Potentially yes. However the timeout only kicks in if no data has been moved for that time which is probably unlikely.

Expect continue is more of a low-level HTTP thing. It is how long rclone waits for a response to the expect header before continuing. It probably isn't relevant here.

Yes, max duration applies to the whole sync. I think it can be retried though with --retries

The process will exit with non-0 if rclone gave up retrying stuff and couldn't continue. So there may be --contimeout or --retries but if the data was transferred OK in the end, then rclone will exit with 0. If the --max-duration limit is reached rclone will exit with non-zero exit code.

Again, thanks for the clarification on the options. I was able to capture a number of failed rclone logs from -vv. The entries on the attached log starting at 2/13/2021 11:30 through 13:15 show an extended period of spotty to no internet and then a slow connection then back to normal. Log file data using default values from a simple: rclone copy srcdir gdrive:destdir

2021-02-12-FailedExcerpt.log (94.2 KB)

These are the options I've been experimenting with.

First attempts at adjusted internet related rclone

options for slow/spotty internet connection

OPT_INTERNET = " ".join((
"--retries=5",
"--retries-sleep=10s",
"--low-level-retries=5",
"--timeout=5m",
"--contimeout=2m",
"--expect-continue-timeout=60s",
"--max-duration=5m"
))

These are my best guesses to my low mips/memory/internet RPi work better.

OPT_RPI = " ".join((
"--checkers=1",
"--multi-thread-streams=0",
"--no-traverse",
"--transfers=1",
"--check-first",
"--use-mmap",
"--buffer-size=64M"
))

The log looks about how I might expect, except rclone isn't retying the "network is unreachable" from the initial oauth connection and it probably should be.

(Collected data)
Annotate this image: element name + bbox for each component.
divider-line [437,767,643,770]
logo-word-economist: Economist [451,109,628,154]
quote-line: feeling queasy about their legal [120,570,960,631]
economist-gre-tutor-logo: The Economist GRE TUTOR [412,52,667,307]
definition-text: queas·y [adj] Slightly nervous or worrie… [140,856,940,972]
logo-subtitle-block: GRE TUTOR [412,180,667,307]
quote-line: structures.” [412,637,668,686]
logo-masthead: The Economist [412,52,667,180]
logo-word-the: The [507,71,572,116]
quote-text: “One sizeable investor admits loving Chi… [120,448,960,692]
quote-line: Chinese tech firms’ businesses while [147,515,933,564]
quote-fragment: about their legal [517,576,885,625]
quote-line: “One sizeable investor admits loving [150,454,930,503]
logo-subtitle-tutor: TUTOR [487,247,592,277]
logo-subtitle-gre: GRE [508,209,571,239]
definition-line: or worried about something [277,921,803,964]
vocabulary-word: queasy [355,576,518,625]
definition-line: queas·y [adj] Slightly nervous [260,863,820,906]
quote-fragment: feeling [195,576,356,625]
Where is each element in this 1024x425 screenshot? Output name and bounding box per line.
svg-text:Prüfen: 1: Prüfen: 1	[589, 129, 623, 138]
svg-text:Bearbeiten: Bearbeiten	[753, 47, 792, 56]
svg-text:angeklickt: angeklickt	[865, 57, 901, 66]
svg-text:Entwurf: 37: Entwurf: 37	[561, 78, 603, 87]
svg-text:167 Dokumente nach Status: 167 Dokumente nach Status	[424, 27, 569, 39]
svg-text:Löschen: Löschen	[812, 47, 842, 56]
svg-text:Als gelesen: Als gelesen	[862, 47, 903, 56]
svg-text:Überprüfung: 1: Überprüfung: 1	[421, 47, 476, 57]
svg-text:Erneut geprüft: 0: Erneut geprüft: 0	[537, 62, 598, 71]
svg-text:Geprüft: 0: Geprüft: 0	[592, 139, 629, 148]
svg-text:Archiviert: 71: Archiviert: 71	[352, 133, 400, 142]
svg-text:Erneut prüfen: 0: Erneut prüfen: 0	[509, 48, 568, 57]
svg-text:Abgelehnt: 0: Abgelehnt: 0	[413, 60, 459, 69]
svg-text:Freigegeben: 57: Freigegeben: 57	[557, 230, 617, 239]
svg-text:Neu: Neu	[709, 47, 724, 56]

### BRIEF A
According to the rclone discussion, what exit code does rclone return when the --max-duration limit is reached?
### BRIEF B
Write the next part of the rclone discussion, starting after its final sentence.

### OUTPUT A
A non-zero exit code.

### OUTPUT B
These look ok to me.

I wouldn't use --no-traverse unless you only have a few things in the source. Google drive in particular hates --no-traverse!

Note that the default buffer is 16M and you can use 0 and things will work fine.

--check-first may use more memory as it builds the sync in memory first, but it will decrease cpu and memory by not interleaving checks and transfers. For small syncs it is probably a win.

I was able to capture a really bad connection - took over an hour to complete a transfer to GDrive that normally takes a 1minute. Again this was with basic rclone copy srcdir destgdrive: with no other parms. Check the transfer starting at 18:15

Other than using --max-duration to kill this and try again later if the connection is really slow/bad is there anything that can be learned from this log about how other parameters might be applied to make it more robust or have rclone determine via retries and timeout parms that things are just slow and it's time to give up?

It looks like both --retries and --low-level-retries and being used here based on the fact I see the same file list being changed multiple times.
2021-02-17-181500-GDriveOver1Hr.txt (345.3 KB)

The --low-level-retries and --retries are tuned so that rclone transfers are successful if possible.

Though quite a lot of your transfers fail immediately as the request done when creating the filesystem fails. This is looking up the root_folder_id. You could put this in the config to save this transaction - this will allow everything to be retried. Rclone doesn't retry failures to create the backend at the moment.

Google drive root 'WaterLogger/data': root_folder_id = "0AEGVUEE5jRR3Uk9PVA" - save this in the config to speed up startup

I also note that rclone isn't retrying the "io/timeout" error which it really should be I think.

For some reason this works fine with v1.54 but not with v1.53 - there haven't been any rclone changes here and there is nothing obvious in the go changelog, so I suggest giving v1.54 a go here if you can.

v1.54 will certainly help here.

If I had one piece of advice it would be to change your workflow to use rclone move rather than rclone copy. That will mean rclone doesn't have to iterate all the existing stuff in the transfer directory which will speed things up.

Also setting root_folder_id will help a little bit.